**What needs to be done**
Return every record verbatim.

**Data shown**

+++

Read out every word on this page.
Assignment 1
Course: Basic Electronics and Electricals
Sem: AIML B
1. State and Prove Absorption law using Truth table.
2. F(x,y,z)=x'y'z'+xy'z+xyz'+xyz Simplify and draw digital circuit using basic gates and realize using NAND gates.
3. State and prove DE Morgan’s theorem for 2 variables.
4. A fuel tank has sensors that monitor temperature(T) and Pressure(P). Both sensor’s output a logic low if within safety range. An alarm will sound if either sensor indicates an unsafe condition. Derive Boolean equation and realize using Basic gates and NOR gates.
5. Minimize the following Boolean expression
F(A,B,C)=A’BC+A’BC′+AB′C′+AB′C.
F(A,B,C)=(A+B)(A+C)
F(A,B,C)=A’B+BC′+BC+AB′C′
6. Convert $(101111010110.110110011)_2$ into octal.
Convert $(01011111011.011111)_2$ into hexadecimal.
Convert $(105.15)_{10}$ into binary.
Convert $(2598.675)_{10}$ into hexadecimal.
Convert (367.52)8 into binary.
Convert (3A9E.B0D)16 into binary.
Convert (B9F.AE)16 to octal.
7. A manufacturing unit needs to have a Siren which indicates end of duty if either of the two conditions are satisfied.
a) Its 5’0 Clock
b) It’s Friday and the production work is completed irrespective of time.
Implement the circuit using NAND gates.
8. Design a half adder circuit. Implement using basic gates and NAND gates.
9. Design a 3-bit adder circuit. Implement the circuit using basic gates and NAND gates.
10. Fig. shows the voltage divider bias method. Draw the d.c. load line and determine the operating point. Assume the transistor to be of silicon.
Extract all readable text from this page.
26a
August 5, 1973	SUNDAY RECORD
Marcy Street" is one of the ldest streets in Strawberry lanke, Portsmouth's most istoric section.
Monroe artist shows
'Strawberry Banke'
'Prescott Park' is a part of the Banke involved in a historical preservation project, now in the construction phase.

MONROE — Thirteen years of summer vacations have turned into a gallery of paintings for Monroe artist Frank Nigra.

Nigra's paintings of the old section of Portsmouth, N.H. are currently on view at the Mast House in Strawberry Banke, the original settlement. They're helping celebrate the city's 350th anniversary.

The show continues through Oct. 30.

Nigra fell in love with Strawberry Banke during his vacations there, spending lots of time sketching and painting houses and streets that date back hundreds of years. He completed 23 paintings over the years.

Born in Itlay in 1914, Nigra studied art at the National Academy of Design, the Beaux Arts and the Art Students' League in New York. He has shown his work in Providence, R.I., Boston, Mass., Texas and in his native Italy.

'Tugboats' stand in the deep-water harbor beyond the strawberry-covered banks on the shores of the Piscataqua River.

+++

**Result for this task**
Read out every word on this page.
Assignment 1
Course: Basic Electronics and Electricals
Sem: AIML B
1. State and Prove Absorption law using Truth table.
2. F(x,y,z)=x'y'z'+xy'z+xyz'+xyz Simplify and draw digital circuit using basic gates and realize using NAND gates.
3. State and prove DE Morgan’s theorem for 2 variables.
4. A fuel tank has sensors that monitor temperature(T) and Pressure(P). Both sensor’s output a logic low if within safety range. An alarm will sound if either sensor indicates an unsafe condition. Derive Boolean equation and realize using Basic gates and NOR gates.
5. Minimize the following Boolean expression
F(A,B,C)=A’BC+A’BC′+AB′C′+AB′C.
F(A,B,C)=(A+B)(A+C)
F(A,B,C)=A’B+BC′+BC+AB′C′
6. Convert $(101111010110.110110011)_2$ into octal.
Convert $(01011111011.011111)_2$ into hexadecimal.
Convert $(105.15)_{10}$ into binary.
Convert $(2598.675)_{10}$ into hexadecimal.
Convert (367.52)8 into binary.
Convert (3A9E.B0D)16 into binary.
Convert (B9F.AE)16 to octal.
7. A manufacturing unit needs to have a Siren which indicates end of duty if either of the two conditions are satisfied.
a) Its 5’0 Clock
b) It’s Friday and the production work is completed irrespective of time.
Implement the circuit using NAND gates.
8. Design a half adder circuit. Implement using basic gates and NAND gates.
9. Design a 3-bit adder circuit. Implement the circuit using basic gates and NAND gates.
10. Fig. shows the voltage divider bias method. Draw the d.c. load line and determine the operating point. Assume the transistor to be of silicon.
Extract all readable text from this page.
26a
August 5, 1973	SUNDAY RECORD
Marcy Street" is one of the ldest streets in Strawberry lanke, Portsmouth's most istoric section.
Monroe artist shows
'Strawberry Banke'
'Prescott Park' is a part of the Banke involved in a historical preservation project, now in the construction phase.

MONROE — Thirteen years of summer vacations have turned into a gallery of paintings for Monroe artist Frank Nigra.

Nigra's paintings of the old section of Portsmouth, N.H. are currently on view at the Mast House in Strawberry Banke, the original settlement. They're helping celebrate the city's 350th anniversary.

The show continues through Oct. 30.

Nigra fell in love with Strawberry Banke during his vacations there, spending lots of time sketching and painting houses and streets that date back hundreds of years. He completed 23 paintings over the years.

Born in Itlay in 1914, Nigra studied art at the National Academy of Design, the Beaux Arts and the Art Students' League in New York. He has shown his work in Providence, R.I., Boston, Mass., Texas and in his native Italy.

'Tugboats' stand in the deep-water harbor beyond the strawberry-covered banks on the shores of the Piscataqua River.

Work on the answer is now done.